Make an exact copy of the entries, and keep any pictures out of it.

** START OF Materials provided **

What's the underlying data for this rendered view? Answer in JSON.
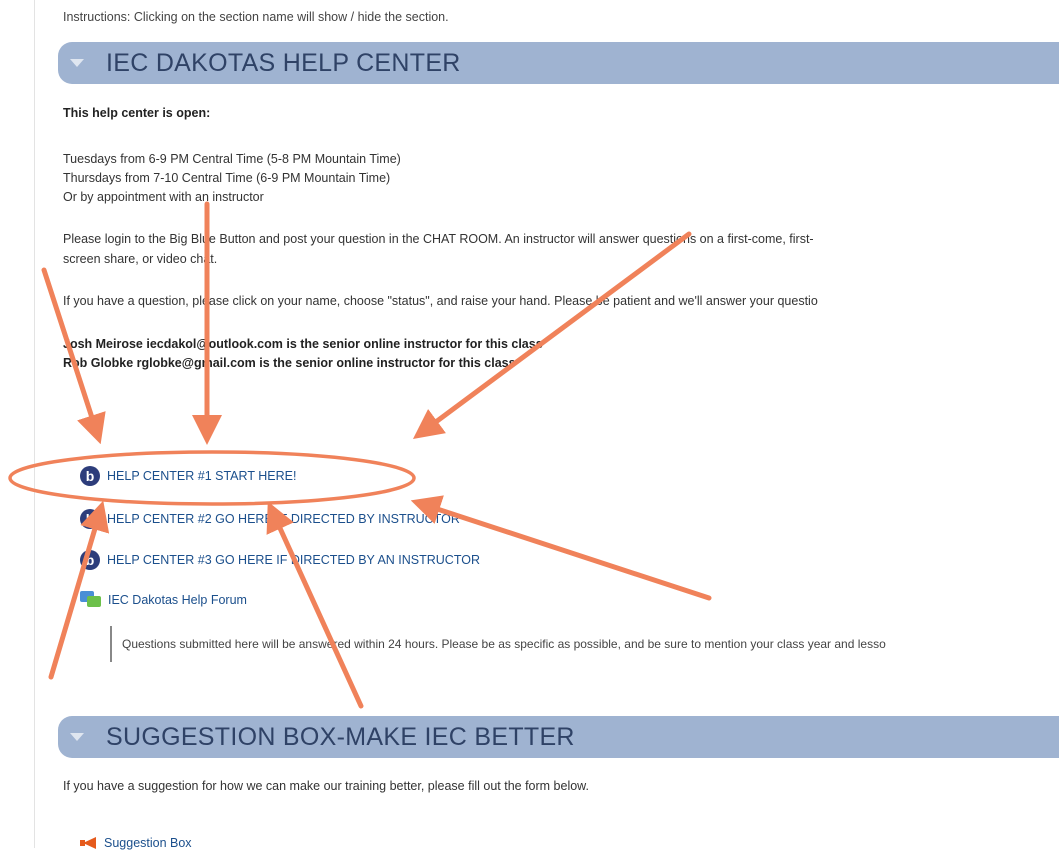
{
  "instructions": "Instructions: Clicking on the section name will show / hide the section.",
  "section1": {
    "title": "IEC DAKOTAS HELP CENTER",
    "open_heading": "This help center is open:",
    "hours": [
      "Tuesdays from 6-9 PM Central Time (5-8 PM Mountain Time)",
      "Thursdays from 7-10 Central Time (6-9 PM Mountain Time)",
      "Or by appointment with an instructor"
    ],
    "login_line1": "Please login to the Big Blue Button and post your question in the CHAT ROOM.   An instructor will answer questions on a first-come, first-",
    "login_line2": "screen share, or video chat.",
    "question_line": "If you have a question, please click on your  name, choose \"status\", and raise your hand.  Please be patient and we'll answer your questio",
    "instructors": [
      "Josh Meirose  iecdakol@outlook.com  is the senior online instructor for this class",
      "Rob Globke    rglobke@gmail.com is the senior online  instructor for this class"
    ],
    "activities": [
      "HELP CENTER #1 START HERE!",
      "HELP CENTER #2 GO HERE IF DIRECTED BY INSTRUCTOR",
      "HELP CENTER #3 GO HERE IF DIRECTED BY AN INSTRUCTOR"
    ],
    "forum": {
      "label": "IEC Dakotas Help Forum",
      "description": "Questions submitted here will be answered within 24 hours. Please be as specific as possible, and be sure to mention your class year and lesso"
    }
  },
  "section2": {
    "title": "SUGGESTION BOX-MAKE IEC BETTER",
    "description": "If you have a suggestion for how we can make our training better, please fill out the form below.",
    "link": "Suggestion Box"
  },
  "annotation_colors": {
    "arrow": "#f0825a",
    "section_bar": "#9fb3d1",
    "link": "#1b4f8c"
  },
  "icons": {
    "collapse": "triangle-down-icon",
    "bbb": "bigbluebutton-icon",
    "forum": "forum-icon",
    "suggestion": "megaphone-icon"
  }
}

** END OF Materials provided **

* _Answer for this exercise_
What's the underlying data for this rendered view? Answer in JSON.
{
  "instructions": "Instructions: Clicking on the section name will show / hide the section.",
  "section1": {
    "title": "IEC DAKOTAS HELP CENTER",
    "open_heading": "This help center is open:",
    "hours": [
      "Tuesdays from 6-9 PM Central Time (5-8 PM Mountain Time)",
      "Thursdays from 7-10 Central Time (6-9 PM Mountain Time)",
      "Or by appointment with an instructor"
    ],
    "login_line1": "Please login to the Big Blue Button and post your question in the CHAT ROOM.   An instructor will answer questions on a first-come, first-",
    "login_line2": "screen share, or video chat.",
    "question_line": "If you have a question, please click on your  name, choose \"status\", and raise your hand.  Please be patient and we'll answer your questio",
    "instructors": [
      "Josh Meirose  iecdakol@outlook.com  is the senior online instructor for this class",
      "Rob Globke    rglobke@gmail.com is the senior online  instructor for this class"
    ],
    "activities": [
      "HELP CENTER #1 START HERE!",
      "HELP CENTER #2 GO HERE IF DIRECTED BY INSTRUCTOR",
      "HELP CENTER #3 GO HERE IF DIRECTED BY AN INSTRUCTOR"
    ],
    "forum": {
      "label": "IEC Dakotas Help Forum",
      "description": "Questions submitted here will be answered within 24 hours. Please be as specific as possible, and be sure to mention your class year and lesso"
    }
  },
  "section2": {
    "title": "SUGGESTION BOX-MAKE IEC BETTER",
    "description": "If you have a suggestion for how we can make our training better, please fill out the form below.",
    "link": "Suggestion Box"
  },
  "annotation_colors": {
    "arrow": "#f0825a",
    "section_bar": "#9fb3d1",
    "link": "#1b4f8c"
  },
  "icons": {
    "collapse": "triangle-down-icon",
    "bbb": "bigbluebutton-icon",
    "forum": "forum-icon",
    "suggestion": "megaphone-icon"
  }
}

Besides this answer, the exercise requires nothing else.